**Article**
ST. PETERSBURG — For a glimpse into the life of St. Petersburg's longest-serving homicide detective, look at what he did after three of the worst crimes in recent history.

• On April 5, 2009, gang members fired 56 rounds into a house and killed 8-year-old Paris Whitehead-Hamilton. Later that morning, Detective Gary Gibson got a tip that led to a 15-year-old's bedroom. Inside, he and another officer found an assault rifle used in the shooting.

• On Jan. 24, a fugitive hiding in an attic shot two St. Petersburg officers — the first slain in the line of duty in 30 years. During the ordeal, Gibson was outside the house, phoning the shooter repeatedly. He offered to become a hostage in exchange for one of the officers inside.

• On the night of Feb. 21, a supervisor called Gibson in to work — incredibly, a third St. Petersburg officer had just been killed. Before Gibson arrived at the police station, a tipster had called his cell and told him the killer lived in Citrus Grove Apartments. Within 24 hours, Gibson and another detective were interviewing a 16-year-old from that complex who, police say, confessed to the killing.

St. Petersburg has 543 sworn police officers, but it's not surprising this one played a role in those high-profile cases.

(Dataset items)
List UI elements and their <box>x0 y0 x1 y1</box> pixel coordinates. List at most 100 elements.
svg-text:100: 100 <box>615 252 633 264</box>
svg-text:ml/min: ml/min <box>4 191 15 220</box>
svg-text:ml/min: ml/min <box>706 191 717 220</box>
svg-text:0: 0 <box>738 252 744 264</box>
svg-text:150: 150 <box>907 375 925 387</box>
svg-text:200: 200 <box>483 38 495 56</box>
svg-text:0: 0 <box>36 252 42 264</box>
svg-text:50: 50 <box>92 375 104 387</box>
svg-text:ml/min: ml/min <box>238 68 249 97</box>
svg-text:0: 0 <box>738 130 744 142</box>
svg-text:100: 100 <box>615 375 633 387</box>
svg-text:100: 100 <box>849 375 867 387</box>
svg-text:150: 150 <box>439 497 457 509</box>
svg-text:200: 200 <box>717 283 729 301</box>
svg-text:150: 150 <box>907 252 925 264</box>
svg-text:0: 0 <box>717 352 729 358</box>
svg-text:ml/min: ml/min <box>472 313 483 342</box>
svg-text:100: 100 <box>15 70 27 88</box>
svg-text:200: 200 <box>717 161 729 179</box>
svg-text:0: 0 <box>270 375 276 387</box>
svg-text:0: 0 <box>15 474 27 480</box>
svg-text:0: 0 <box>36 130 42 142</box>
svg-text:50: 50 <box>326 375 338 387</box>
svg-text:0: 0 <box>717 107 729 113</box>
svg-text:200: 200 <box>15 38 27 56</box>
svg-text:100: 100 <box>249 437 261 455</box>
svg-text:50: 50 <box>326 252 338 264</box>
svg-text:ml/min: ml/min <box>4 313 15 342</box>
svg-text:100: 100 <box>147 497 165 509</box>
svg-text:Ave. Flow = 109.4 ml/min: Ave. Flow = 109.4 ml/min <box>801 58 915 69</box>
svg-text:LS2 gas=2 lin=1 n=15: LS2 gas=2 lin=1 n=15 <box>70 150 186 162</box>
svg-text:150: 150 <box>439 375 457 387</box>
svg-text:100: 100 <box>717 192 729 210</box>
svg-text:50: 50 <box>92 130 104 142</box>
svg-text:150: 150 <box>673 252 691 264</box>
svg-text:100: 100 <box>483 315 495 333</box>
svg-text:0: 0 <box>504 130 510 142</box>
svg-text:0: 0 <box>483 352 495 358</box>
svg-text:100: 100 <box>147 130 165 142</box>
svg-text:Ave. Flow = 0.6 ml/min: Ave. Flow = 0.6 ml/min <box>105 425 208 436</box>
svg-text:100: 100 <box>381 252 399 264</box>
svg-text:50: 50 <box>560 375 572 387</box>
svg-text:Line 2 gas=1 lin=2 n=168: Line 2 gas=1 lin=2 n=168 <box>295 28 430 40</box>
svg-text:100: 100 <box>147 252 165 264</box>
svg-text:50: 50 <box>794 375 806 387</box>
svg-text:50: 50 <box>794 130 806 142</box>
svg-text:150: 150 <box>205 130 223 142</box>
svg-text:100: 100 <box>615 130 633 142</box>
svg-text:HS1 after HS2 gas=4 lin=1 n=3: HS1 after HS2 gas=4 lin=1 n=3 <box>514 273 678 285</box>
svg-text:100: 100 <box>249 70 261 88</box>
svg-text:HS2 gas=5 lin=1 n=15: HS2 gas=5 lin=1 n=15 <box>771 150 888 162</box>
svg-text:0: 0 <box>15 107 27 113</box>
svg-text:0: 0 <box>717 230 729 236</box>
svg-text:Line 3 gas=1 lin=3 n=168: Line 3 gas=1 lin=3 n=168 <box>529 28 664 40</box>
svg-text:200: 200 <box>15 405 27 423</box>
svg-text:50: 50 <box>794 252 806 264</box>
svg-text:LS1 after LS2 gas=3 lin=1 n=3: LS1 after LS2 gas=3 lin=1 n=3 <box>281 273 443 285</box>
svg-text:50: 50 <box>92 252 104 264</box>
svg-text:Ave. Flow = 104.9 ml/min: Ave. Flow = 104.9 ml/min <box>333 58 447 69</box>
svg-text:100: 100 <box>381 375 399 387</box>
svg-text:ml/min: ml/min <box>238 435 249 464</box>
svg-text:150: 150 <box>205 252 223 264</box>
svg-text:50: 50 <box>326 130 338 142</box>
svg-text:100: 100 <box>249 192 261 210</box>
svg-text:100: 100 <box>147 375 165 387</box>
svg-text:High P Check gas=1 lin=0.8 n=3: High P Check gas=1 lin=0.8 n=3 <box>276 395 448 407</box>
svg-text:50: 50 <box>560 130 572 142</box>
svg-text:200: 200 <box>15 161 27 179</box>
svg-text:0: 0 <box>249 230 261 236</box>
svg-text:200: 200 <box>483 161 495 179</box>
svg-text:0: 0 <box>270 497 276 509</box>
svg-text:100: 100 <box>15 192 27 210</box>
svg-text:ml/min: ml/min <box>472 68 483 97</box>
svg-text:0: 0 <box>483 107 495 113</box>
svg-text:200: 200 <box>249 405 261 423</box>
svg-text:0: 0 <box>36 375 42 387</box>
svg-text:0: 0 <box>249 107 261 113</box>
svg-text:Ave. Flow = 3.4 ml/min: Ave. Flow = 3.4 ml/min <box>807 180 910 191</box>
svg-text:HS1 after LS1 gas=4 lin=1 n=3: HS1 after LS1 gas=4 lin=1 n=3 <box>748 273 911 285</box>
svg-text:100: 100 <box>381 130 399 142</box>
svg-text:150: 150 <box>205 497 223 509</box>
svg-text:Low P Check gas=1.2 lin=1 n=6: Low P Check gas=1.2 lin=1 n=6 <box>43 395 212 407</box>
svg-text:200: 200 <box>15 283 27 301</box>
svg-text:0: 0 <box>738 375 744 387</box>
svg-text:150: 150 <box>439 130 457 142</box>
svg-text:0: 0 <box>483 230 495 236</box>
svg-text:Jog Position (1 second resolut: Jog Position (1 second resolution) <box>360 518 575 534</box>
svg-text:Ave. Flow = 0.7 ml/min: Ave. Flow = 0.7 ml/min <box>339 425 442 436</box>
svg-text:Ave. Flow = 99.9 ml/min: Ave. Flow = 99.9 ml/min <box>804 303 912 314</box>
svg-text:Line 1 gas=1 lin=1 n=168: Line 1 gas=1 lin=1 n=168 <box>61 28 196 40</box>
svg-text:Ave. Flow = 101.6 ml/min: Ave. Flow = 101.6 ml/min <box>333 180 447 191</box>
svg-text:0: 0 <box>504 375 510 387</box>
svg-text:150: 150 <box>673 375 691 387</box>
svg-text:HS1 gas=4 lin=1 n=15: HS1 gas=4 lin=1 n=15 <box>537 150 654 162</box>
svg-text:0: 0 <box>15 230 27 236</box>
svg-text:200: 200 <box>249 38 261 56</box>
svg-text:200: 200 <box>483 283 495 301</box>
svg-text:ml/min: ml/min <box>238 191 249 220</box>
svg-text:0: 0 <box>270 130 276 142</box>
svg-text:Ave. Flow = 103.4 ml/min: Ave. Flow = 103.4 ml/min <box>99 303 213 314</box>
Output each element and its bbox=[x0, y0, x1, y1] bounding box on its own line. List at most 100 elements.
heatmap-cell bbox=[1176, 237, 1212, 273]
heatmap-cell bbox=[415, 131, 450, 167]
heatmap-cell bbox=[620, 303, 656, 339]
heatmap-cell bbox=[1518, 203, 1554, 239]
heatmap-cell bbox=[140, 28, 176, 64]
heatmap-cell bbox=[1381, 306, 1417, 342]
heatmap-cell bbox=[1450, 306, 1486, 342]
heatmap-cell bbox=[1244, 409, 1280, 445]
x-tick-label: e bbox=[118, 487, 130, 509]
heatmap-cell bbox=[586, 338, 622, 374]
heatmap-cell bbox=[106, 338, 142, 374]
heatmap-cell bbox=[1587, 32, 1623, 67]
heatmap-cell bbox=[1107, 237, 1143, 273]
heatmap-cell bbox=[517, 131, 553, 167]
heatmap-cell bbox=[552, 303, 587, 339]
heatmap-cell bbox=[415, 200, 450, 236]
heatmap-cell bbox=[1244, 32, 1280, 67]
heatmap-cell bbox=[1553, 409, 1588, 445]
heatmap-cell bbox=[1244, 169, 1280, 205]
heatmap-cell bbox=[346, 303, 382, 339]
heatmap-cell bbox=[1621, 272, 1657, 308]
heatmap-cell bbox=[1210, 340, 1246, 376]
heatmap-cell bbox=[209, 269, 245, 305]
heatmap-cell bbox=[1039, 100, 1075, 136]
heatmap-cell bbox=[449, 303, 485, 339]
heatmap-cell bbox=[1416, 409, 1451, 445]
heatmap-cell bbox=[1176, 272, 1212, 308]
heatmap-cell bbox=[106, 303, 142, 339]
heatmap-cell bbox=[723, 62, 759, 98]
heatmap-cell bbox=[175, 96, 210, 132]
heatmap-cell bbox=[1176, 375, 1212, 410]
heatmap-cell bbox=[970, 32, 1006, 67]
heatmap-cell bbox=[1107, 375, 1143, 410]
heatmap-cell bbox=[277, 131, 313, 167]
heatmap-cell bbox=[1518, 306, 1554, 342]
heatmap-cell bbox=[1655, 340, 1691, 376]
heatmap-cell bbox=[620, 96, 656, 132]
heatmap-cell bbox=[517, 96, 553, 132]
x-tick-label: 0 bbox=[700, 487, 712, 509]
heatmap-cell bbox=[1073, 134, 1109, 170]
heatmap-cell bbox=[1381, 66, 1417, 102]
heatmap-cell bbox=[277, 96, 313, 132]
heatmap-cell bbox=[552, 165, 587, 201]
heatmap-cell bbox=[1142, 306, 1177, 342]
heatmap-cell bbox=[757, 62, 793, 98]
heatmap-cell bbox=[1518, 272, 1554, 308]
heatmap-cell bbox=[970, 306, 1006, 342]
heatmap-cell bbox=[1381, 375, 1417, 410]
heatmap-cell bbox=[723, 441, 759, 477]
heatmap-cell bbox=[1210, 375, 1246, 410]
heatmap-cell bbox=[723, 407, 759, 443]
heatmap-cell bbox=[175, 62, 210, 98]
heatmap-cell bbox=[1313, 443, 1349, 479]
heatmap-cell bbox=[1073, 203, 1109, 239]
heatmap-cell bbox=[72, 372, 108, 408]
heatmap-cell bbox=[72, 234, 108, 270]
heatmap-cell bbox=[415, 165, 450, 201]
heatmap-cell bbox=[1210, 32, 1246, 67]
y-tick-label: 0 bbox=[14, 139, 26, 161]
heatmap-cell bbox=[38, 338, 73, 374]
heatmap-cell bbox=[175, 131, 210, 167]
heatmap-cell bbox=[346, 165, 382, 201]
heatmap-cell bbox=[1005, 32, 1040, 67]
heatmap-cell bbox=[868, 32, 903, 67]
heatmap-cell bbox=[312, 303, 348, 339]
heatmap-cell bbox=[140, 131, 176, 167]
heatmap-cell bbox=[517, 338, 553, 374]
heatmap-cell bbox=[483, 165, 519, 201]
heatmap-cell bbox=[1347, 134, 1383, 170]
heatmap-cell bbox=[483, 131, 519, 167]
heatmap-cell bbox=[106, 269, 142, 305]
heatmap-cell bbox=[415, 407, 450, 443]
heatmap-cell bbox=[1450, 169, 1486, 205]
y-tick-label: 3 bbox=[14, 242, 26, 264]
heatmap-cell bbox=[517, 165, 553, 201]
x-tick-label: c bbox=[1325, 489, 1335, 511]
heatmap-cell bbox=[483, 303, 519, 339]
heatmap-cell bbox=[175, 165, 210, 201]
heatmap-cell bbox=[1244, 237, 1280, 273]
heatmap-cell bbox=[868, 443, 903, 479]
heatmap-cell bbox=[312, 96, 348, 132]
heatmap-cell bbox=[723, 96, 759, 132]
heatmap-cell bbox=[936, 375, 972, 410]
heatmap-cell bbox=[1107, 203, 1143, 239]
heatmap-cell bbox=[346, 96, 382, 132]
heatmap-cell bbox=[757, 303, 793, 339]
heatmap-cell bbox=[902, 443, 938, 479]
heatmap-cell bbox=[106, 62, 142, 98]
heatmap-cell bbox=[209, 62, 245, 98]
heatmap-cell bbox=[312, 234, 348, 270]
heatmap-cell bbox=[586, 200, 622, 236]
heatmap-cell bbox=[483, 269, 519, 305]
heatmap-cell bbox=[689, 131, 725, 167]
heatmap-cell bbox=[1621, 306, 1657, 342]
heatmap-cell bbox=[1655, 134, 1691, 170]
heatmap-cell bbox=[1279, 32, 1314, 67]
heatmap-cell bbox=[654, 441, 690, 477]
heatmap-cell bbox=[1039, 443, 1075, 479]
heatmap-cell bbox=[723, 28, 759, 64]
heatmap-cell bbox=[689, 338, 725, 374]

**Things to do**
1. Return the passage of the article about the St. Petersburg detective from "ST. PETERSBURG —" up to and including "in recent history.".
2. Carry the article about the St. Petersburg homicide detective further from its last sentence.
The items have no connection to the article about the St. Petersburg detective.

**Task-by-task results**
1.
ST. PETERSBURG — For a glimpse into the life of St. Petersburg's longest-serving homicide detective, look at what he did after three of the worst crimes in recent history.

2.
Gibson, 48, has spent nearly 20 years as a homicide detective. That's longer than anyone currently in homicide and is thought to be longer than anyone in department history. He has been lead detective on 70 murder cases.

After two decades of chasing killers, Gibson has built a web of contacts. He hears rumors on the streets before those streets have been cleared of bodies and shell casings. He never shuts off his cellphone. Tipsters don't hesitate to ring at 3 a.m. Neither do supervisors. There are times in St. Petersburg, after the most bewildering murders, when the department turns to the Gibson Network of Sources as though it's a high-tech, secret radar system.

But Gibson's system is more shoe leather than technology. His style is to talk to a lot of people, then to a lot more, and then stay connected to them forever.

Well, not exactly forever. The city's senior homicide detective retired Friday.

• • •

Gibson graduated from Largo High in 1981 and began working for the St. Petersburg police in 1986. He started in patrol, then became a burglary detective.

Gibson joined homicide in 1992. In those days, Gibson said, high-tech CSI-style methods usually did not convict murderers.

"The confession and getting information from witnesses was really your key to success," Gibson said.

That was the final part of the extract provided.